◆ Written task
Transcribe the entries that follow, word for word.

◆ Task inputs
§
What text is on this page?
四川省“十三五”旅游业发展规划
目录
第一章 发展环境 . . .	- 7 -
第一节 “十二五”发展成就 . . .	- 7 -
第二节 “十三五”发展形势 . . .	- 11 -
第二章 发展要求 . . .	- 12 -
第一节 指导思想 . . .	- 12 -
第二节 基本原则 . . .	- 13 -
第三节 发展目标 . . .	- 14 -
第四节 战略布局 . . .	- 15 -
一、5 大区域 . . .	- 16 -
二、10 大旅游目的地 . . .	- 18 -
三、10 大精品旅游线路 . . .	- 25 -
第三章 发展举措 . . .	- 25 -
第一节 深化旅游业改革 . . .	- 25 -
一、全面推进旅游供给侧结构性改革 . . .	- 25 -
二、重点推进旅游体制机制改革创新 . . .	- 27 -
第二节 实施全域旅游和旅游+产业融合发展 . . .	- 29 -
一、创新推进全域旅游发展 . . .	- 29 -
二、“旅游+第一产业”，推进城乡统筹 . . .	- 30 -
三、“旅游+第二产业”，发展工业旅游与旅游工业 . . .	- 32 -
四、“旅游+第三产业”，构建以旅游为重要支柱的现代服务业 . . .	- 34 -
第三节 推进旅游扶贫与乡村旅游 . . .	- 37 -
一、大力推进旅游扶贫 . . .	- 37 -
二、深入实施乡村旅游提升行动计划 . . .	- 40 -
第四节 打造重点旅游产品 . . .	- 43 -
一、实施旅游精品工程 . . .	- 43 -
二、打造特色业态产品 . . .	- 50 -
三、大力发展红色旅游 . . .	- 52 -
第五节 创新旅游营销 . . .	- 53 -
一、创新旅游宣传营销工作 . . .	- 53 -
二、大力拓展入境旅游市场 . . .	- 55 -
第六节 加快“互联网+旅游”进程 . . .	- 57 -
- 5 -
§
◆ Result of this exercise
What text is on this page?
四川省“十三五”旅游业发展规划
目录
第一章 发展环境 . . .	- 7 -
第一节 “十二五”发展成就 . . .	- 7 -
第二节 “十三五”发展形势 . . .	- 11 -
第二章 发展要求 . . .	- 12 -
第一节 指导思想 . . .	- 12 -
第二节 基本原则 . . .	- 13 -
第三节 发展目标 . . .	- 14 -
第四节 战略布局 . . .	- 15 -
一、5 大区域 . . .	- 16 -
二、10 大旅游目的地 . . .	- 18 -
三、10 大精品旅游线路 . . .	- 25 -
第三章 发展举措 . . .	- 25 -
第一节 深化旅游业改革 . . .	- 25 -
一、全面推进旅游供给侧结构性改革 . . .	- 25 -
二、重点推进旅游体制机制改革创新 . . .	- 27 -
第二节 实施全域旅游和旅游+产业融合发展 . . .	- 29 -
一、创新推进全域旅游发展 . . .	- 29 -
二、“旅游+第一产业”，推进城乡统筹 . . .	- 30 -
三、“旅游+第二产业”，发展工业旅游与旅游工业 . . .	- 32 -
四、“旅游+第三产业”，构建以旅游为重要支柱的现代服务业 . . .	- 34 -
第三节 推进旅游扶贫与乡村旅游 . . .	- 37 -
一、大力推进旅游扶贫 . . .	- 37 -
二、深入实施乡村旅游提升行动计划 . . .	- 40 -
第四节 打造重点旅游产品 . . .	- 43 -
一、实施旅游精品工程 . . .	- 43 -
二、打造特色业态产品 . . .	- 50 -
三、大力发展红色旅游 . . .	- 52 -
第五节 创新旅游营销 . . .	- 53 -
一、创新旅游宣传营销工作 . . .	- 53 -
二、大力拓展入境旅游市场 . . .	- 55 -
第六节 加快“互联网+旅游”进程 . . .	- 57 -
- 5 -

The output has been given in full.